Data extracted from a collection:

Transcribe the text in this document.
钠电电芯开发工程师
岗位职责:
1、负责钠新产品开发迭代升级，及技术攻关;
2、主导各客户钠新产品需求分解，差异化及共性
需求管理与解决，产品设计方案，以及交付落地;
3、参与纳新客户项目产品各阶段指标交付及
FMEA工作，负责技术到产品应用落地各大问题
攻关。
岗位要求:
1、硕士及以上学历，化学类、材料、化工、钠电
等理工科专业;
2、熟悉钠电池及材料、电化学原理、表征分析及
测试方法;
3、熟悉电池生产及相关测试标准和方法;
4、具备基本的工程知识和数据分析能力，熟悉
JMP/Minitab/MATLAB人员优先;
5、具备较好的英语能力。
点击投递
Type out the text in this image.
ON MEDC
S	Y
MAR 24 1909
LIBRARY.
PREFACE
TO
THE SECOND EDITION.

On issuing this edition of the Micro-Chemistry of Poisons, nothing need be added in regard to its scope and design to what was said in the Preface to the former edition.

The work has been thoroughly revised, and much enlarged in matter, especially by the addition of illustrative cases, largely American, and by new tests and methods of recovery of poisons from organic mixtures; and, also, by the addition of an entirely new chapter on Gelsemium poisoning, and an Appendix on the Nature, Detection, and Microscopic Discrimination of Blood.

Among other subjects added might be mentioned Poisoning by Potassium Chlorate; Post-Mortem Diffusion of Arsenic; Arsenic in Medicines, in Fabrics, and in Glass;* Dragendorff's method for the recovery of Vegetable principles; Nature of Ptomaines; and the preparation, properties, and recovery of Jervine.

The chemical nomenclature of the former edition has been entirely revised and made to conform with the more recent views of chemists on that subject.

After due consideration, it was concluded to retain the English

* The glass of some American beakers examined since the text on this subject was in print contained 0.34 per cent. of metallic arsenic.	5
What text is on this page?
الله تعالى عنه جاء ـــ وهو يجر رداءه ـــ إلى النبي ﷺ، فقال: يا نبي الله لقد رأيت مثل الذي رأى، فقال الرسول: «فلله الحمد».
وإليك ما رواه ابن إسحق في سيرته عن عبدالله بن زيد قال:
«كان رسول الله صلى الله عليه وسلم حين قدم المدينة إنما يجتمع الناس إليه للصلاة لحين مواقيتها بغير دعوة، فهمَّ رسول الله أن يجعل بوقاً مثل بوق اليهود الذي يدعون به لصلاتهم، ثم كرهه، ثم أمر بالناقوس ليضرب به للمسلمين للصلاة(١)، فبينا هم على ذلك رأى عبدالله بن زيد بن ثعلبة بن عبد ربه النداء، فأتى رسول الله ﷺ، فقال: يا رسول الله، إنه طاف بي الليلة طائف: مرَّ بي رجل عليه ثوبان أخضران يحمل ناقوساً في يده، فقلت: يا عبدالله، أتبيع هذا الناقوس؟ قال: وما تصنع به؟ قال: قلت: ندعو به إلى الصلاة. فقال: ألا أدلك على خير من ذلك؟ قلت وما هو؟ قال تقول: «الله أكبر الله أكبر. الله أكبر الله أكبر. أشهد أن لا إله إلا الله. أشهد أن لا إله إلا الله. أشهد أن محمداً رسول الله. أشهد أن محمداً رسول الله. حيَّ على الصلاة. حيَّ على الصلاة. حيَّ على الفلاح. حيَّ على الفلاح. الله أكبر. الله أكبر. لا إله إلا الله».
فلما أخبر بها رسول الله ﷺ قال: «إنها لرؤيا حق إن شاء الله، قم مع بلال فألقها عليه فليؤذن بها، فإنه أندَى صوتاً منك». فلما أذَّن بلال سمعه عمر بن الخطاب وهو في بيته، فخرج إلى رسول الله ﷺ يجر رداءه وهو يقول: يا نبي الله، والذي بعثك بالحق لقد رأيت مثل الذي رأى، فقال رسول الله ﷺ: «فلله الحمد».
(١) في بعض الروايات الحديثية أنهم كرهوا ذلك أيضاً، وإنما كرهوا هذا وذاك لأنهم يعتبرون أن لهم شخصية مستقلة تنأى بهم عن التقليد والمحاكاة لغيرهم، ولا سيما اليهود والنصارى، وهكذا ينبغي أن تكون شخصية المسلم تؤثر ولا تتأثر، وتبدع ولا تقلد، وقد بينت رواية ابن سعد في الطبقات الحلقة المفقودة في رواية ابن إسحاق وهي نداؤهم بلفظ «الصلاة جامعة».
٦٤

EXERCISE DESCRIPTION → Copy out each line exactly as written.

SOLUTION TO THIS EXERCISE →
Transcribe the text in this document.
钠电电芯开发工程师
岗位职责:
1、负责钠新产品开发迭代升级，及技术攻关;
2、主导各客户钠新产品需求分解，差异化及共性
需求管理与解决，产品设计方案，以及交付落地;
3、参与纳新客户项目产品各阶段指标交付及
FMEA工作，负责技术到产品应用落地各大问题
攻关。
岗位要求:
1、硕士及以上学历，化学类、材料、化工、钠电
等理工科专业;
2、熟悉钠电池及材料、电化学原理、表征分析及
测试方法;
3、熟悉电池生产及相关测试标准和方法;
4、具备基本的工程知识和数据分析能力，熟悉
JMP/Minitab/MATLAB人员优先;
5、具备较好的英语能力。
点击投递
Type out the text in this image.
ON MEDC
S	Y
MAR 24 1909
LIBRARY.
PREFACE
TO
THE SECOND EDITION.

On issuing this edition of the Micro-Chemistry of Poisons, nothing need be added in regard to its scope and design to what was said in the Preface to the former edition.

The work has been thoroughly revised, and much enlarged in matter, especially by the addition of illustrative cases, largely American, and by new tests and methods of recovery of poisons from organic mixtures; and, also, by the addition of an entirely new chapter on Gelsemium poisoning, and an Appendix on the Nature, Detection, and Microscopic Discrimination of Blood.

Among other subjects added might be mentioned Poisoning by Potassium Chlorate; Post-Mortem Diffusion of Arsenic; Arsenic in Medicines, in Fabrics, and in Glass;* Dragendorff's method for the recovery of Vegetable principles; Nature of Ptomaines; and the preparation, properties, and recovery of Jervine.

The chemical nomenclature of the former edition has been entirely revised and made to conform with the more recent views of chemists on that subject.

After due consideration, it was concluded to retain the English

* The glass of some American beakers examined since the text on this subject was in print contained 0.34 per cent. of metallic arsenic.	5
What text is on this page?
الله تعالى عنه جاء ـــ وهو يجر رداءه ـــ إلى النبي ﷺ، فقال: يا نبي الله لقد رأيت مثل الذي رأى، فقال الرسول: «فلله الحمد».
وإليك ما رواه ابن إسحق في سيرته عن عبدالله بن زيد قال:
«كان رسول الله صلى الله عليه وسلم حين قدم المدينة إنما يجتمع الناس إليه للصلاة لحين مواقيتها بغير دعوة، فهمَّ رسول الله أن يجعل بوقاً مثل بوق اليهود الذي يدعون به لصلاتهم، ثم كرهه، ثم أمر بالناقوس ليضرب به للمسلمين للصلاة(١)، فبينا هم على ذلك رأى عبدالله بن زيد بن ثعلبة بن عبد ربه النداء، فأتى رسول الله ﷺ، فقال: يا رسول الله، إنه طاف بي الليلة طائف: مرَّ بي رجل عليه ثوبان أخضران يحمل ناقوساً في يده، فقلت: يا عبدالله، أتبيع هذا الناقوس؟ قال: وما تصنع به؟ قال: قلت: ندعو به إلى الصلاة. فقال: ألا أدلك على خير من ذلك؟ قلت وما هو؟ قال تقول: «الله أكبر الله أكبر. الله أكبر الله أكبر. أشهد أن لا إله إلا الله. أشهد أن لا إله إلا الله. أشهد أن محمداً رسول الله. أشهد أن محمداً رسول الله. حيَّ على الصلاة. حيَّ على الصلاة. حيَّ على الفلاح. حيَّ على الفلاح. الله أكبر. الله أكبر. لا إله إلا الله».
فلما أخبر بها رسول الله ﷺ قال: «إنها لرؤيا حق إن شاء الله، قم مع بلال فألقها عليه فليؤذن بها، فإنه أندَى صوتاً منك». فلما أذَّن بلال سمعه عمر بن الخطاب وهو في بيته، فخرج إلى رسول الله ﷺ يجر رداءه وهو يقول: يا نبي الله، والذي بعثك بالحق لقد رأيت مثل الذي رأى، فقال رسول الله ﷺ: «فلله الحمد».
(١) في بعض الروايات الحديثية أنهم كرهوا ذلك أيضاً، وإنما كرهوا هذا وذاك لأنهم يعتبرون أن لهم شخصية مستقلة تنأى بهم عن التقليد والمحاكاة لغيرهم، ولا سيما اليهود والنصارى، وهكذا ينبغي أن تكون شخصية المسلم تؤثر ولا تتأثر، وتبدع ولا تقلد، وقد بينت رواية ابن سعد في الطبقات الحلقة المفقودة في رواية ابن إسحاق وهي نداؤهم بلفظ «الصلاة جامعة».
٦٤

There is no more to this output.